─── AVAILABLE RECORDS

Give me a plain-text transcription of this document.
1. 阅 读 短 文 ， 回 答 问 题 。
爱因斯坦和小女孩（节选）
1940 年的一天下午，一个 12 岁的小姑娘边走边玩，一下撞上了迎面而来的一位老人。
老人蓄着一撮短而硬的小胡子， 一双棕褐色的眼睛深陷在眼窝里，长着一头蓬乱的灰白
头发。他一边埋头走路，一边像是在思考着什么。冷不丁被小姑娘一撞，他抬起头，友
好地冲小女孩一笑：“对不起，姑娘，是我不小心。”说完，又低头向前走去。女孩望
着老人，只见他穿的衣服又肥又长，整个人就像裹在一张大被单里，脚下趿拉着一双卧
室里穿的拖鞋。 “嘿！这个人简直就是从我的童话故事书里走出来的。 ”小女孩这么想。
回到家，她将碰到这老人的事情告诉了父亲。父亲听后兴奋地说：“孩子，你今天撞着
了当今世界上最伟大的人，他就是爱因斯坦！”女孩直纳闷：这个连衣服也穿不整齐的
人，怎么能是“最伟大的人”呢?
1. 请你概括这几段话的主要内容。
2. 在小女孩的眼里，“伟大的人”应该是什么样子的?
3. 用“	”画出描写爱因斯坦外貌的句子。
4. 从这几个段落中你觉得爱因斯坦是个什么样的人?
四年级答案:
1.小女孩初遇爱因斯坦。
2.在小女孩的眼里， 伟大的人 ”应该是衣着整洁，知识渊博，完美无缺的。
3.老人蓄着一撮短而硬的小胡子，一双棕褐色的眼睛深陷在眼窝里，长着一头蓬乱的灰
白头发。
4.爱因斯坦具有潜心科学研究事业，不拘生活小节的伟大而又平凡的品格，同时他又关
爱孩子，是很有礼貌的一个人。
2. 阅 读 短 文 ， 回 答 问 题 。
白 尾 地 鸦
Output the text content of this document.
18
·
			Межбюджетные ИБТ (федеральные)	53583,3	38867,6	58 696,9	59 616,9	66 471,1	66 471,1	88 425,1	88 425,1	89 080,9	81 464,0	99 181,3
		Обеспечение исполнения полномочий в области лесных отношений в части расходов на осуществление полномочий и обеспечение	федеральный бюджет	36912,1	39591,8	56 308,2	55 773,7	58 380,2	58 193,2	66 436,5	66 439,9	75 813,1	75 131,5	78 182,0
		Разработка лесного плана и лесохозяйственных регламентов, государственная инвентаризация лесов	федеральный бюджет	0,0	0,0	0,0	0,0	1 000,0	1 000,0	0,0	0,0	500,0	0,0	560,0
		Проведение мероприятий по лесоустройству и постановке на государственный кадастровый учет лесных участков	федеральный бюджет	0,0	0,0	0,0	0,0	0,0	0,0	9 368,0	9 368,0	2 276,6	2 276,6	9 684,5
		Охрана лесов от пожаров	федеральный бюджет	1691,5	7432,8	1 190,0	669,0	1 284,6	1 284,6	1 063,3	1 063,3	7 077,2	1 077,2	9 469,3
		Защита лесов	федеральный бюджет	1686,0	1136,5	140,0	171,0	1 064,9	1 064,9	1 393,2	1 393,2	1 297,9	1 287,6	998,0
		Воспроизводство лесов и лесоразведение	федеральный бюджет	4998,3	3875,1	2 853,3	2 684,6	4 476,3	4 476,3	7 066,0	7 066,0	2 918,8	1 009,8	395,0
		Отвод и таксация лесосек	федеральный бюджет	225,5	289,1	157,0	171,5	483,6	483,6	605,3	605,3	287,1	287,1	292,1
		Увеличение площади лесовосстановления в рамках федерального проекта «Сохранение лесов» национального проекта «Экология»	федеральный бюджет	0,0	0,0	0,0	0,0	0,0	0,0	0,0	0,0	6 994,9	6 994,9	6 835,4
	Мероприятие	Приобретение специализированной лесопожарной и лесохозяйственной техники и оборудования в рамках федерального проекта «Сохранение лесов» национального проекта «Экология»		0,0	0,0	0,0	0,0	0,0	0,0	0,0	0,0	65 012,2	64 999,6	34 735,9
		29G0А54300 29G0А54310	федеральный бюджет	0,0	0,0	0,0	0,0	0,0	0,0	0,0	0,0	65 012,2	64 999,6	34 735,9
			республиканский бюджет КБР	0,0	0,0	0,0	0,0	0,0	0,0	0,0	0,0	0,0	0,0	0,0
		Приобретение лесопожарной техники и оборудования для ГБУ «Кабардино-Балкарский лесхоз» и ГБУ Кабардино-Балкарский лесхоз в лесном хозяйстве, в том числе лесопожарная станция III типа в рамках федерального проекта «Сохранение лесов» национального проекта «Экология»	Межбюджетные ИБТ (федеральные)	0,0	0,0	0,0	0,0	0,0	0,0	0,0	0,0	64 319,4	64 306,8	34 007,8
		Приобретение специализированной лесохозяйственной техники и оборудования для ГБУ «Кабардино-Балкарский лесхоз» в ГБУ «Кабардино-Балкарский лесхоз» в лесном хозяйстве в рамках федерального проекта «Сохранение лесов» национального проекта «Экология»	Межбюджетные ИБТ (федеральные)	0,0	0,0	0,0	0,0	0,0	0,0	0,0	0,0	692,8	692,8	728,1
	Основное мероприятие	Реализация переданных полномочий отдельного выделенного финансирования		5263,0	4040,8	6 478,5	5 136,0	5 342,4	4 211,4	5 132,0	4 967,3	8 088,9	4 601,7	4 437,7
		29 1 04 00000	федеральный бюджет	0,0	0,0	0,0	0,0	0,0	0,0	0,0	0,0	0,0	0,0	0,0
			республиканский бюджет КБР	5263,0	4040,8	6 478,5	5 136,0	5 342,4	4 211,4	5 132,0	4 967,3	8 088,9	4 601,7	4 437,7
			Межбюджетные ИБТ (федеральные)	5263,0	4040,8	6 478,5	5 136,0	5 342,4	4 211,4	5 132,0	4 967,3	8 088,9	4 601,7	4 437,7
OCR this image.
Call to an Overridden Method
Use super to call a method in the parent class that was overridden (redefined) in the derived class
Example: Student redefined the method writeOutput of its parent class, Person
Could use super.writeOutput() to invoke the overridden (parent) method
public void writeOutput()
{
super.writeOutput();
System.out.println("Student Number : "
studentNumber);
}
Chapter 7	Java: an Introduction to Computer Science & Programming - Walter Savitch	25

──────

**INSTRUCTION**
Your task is to repeat every entry exactly.

**CORRECT ANSWER**
Give me a plain-text transcription of this document.
1. 阅 读 短 文 ， 回 答 问 题 。
爱因斯坦和小女孩（节选）
1940 年的一天下午，一个 12 岁的小姑娘边走边玩，一下撞上了迎面而来的一位老人。
老人蓄着一撮短而硬的小胡子， 一双棕褐色的眼睛深陷在眼窝里，长着一头蓬乱的灰白
头发。他一边埋头走路，一边像是在思考着什么。冷不丁被小姑娘一撞，他抬起头，友
好地冲小女孩一笑：“对不起，姑娘，是我不小心。”说完，又低头向前走去。女孩望
着老人，只见他穿的衣服又肥又长，整个人就像裹在一张大被单里，脚下趿拉着一双卧
室里穿的拖鞋。 “嘿！这个人简直就是从我的童话故事书里走出来的。 ”小女孩这么想。
回到家，她将碰到这老人的事情告诉了父亲。父亲听后兴奋地说：“孩子，你今天撞着
了当今世界上最伟大的人，他就是爱因斯坦！”女孩直纳闷：这个连衣服也穿不整齐的
人，怎么能是“最伟大的人”呢?
1. 请你概括这几段话的主要内容。
2. 在小女孩的眼里，“伟大的人”应该是什么样子的?
3. 用“	”画出描写爱因斯坦外貌的句子。
4. 从这几个段落中你觉得爱因斯坦是个什么样的人?
四年级答案:
1.小女孩初遇爱因斯坦。
2.在小女孩的眼里， 伟大的人 ”应该是衣着整洁，知识渊博，完美无缺的。
3.老人蓄着一撮短而硬的小胡子，一双棕褐色的眼睛深陷在眼窝里，长着一头蓬乱的灰
白头发。
4.爱因斯坦具有潜心科学研究事业，不拘生活小节的伟大而又平凡的品格，同时他又关
爱孩子，是很有礼貌的一个人。
2. 阅 读 短 文 ， 回 答 问 题 。
白 尾 地 鸦
Output the text content of this document.
18
·
			Межбюджетные ИБТ (федеральные)	53583,3	38867,6	58 696,9	59 616,9	66 471,1	66 471,1	88 425,1	88 425,1	89 080,9	81 464,0	99 181,3
		Обеспечение исполнения полномочий в области лесных отношений в части расходов на осуществление полномочий и обеспечение	федеральный бюджет	36912,1	39591,8	56 308,2	55 773,7	58 380,2	58 193,2	66 436,5	66 439,9	75 813,1	75 131,5	78 182,0
		Разработка лесного плана и лесохозяйственных регламентов, государственная инвентаризация лесов	федеральный бюджет	0,0	0,0	0,0	0,0	1 000,0	1 000,0	0,0	0,0	500,0	0,0	560,0
		Проведение мероприятий по лесоустройству и постановке на государственный кадастровый учет лесных участков	федеральный бюджет	0,0	0,0	0,0	0,0	0,0	0,0	9 368,0	9 368,0	2 276,6	2 276,6	9 684,5
		Охрана лесов от пожаров	федеральный бюджет	1691,5	7432,8	1 190,0	669,0	1 284,6	1 284,6	1 063,3	1 063,3	7 077,2	1 077,2	9 469,3
		Защита лесов	федеральный бюджет	1686,0	1136,5	140,0	171,0	1 064,9	1 064,9	1 393,2	1 393,2	1 297,9	1 287,6	998,0
		Воспроизводство лесов и лесоразведение	федеральный бюджет	4998,3	3875,1	2 853,3	2 684,6	4 476,3	4 476,3	7 066,0	7 066,0	2 918,8	1 009,8	395,0
		Отвод и таксация лесосек	федеральный бюджет	225,5	289,1	157,0	171,5	483,6	483,6	605,3	605,3	287,1	287,1	292,1
		Увеличение площади лесовосстановления в рамках федерального проекта «Сохранение лесов» национального проекта «Экология»	федеральный бюджет	0,0	0,0	0,0	0,0	0,0	0,0	0,0	0,0	6 994,9	6 994,9	6 835,4
	Мероприятие	Приобретение специализированной лесопожарной и лесохозяйственной техники и оборудования в рамках федерального проекта «Сохранение лесов» национального проекта «Экология»		0,0	0,0	0,0	0,0	0,0	0,0	0,0	0,0	65 012,2	64 999,6	34 735,9
		29G0А54300 29G0А54310	федеральный бюджет	0,0	0,0	0,0	0,0	0,0	0,0	0,0	0,0	65 012,2	64 999,6	34 735,9
			республиканский бюджет КБР	0,0	0,0	0,0	0,0	0,0	0,0	0,0	0,0	0,0	0,0	0,0
		Приобретение лесопожарной техники и оборудования для ГБУ «Кабардино-Балкарский лесхоз» и ГБУ Кабардино-Балкарский лесхоз в лесном хозяйстве, в том числе лесопожарная станция III типа в рамках федерального проекта «Сохранение лесов» национального проекта «Экология»	Межбюджетные ИБТ (федеральные)	0,0	0,0	0,0	0,0	0,0	0,0	0,0	0,0	64 319,4	64 306,8	34 007,8
		Приобретение специализированной лесохозяйственной техники и оборудования для ГБУ «Кабардино-Балкарский лесхоз» в ГБУ «Кабардино-Балкарский лесхоз» в лесном хозяйстве в рамках федерального проекта «Сохранение лесов» национального проекта «Экология»	Межбюджетные ИБТ (федеральные)	0,0	0,0	0,0	0,0	0,0	0,0	0,0	0,0	692,8	692,8	728,1
	Основное мероприятие	Реализация переданных полномочий отдельного выделенного финансирования		5263,0	4040,8	6 478,5	5 136,0	5 342,4	4 211,4	5 132,0	4 967,3	8 088,9	4 601,7	4 437,7
		29 1 04 00000	федеральный бюджет	0,0	0,0	0,0	0,0	0,0	0,0	0,0	0,0	0,0	0,0	0,0
			республиканский бюджет КБР	5263,0	4040,8	6 478,5	5 136,0	5 342,4	4 211,4	5 132,0	4 967,3	8 088,9	4 601,7	4 437,7
			Межбюджетные ИБТ (федеральные)	5263,0	4040,8	6 478,5	5 136,0	5 342,4	4 211,4	5 132,0	4 967,3	8 088,9	4 601,7	4 437,7
OCR this image.
Call to an Overridden Method
Use super to call a method in the parent class that was overridden (redefined) in the derived class
Example: Student redefined the method writeOutput of its parent class, Person
Could use super.writeOutput() to invoke the overridden (parent) method
public void writeOutput()
{
super.writeOutput();
System.out.println("Student Number : "
studentNumber);
}
Chapter 7	Java: an Introduction to Computer Science & Programming - Walter Savitch	25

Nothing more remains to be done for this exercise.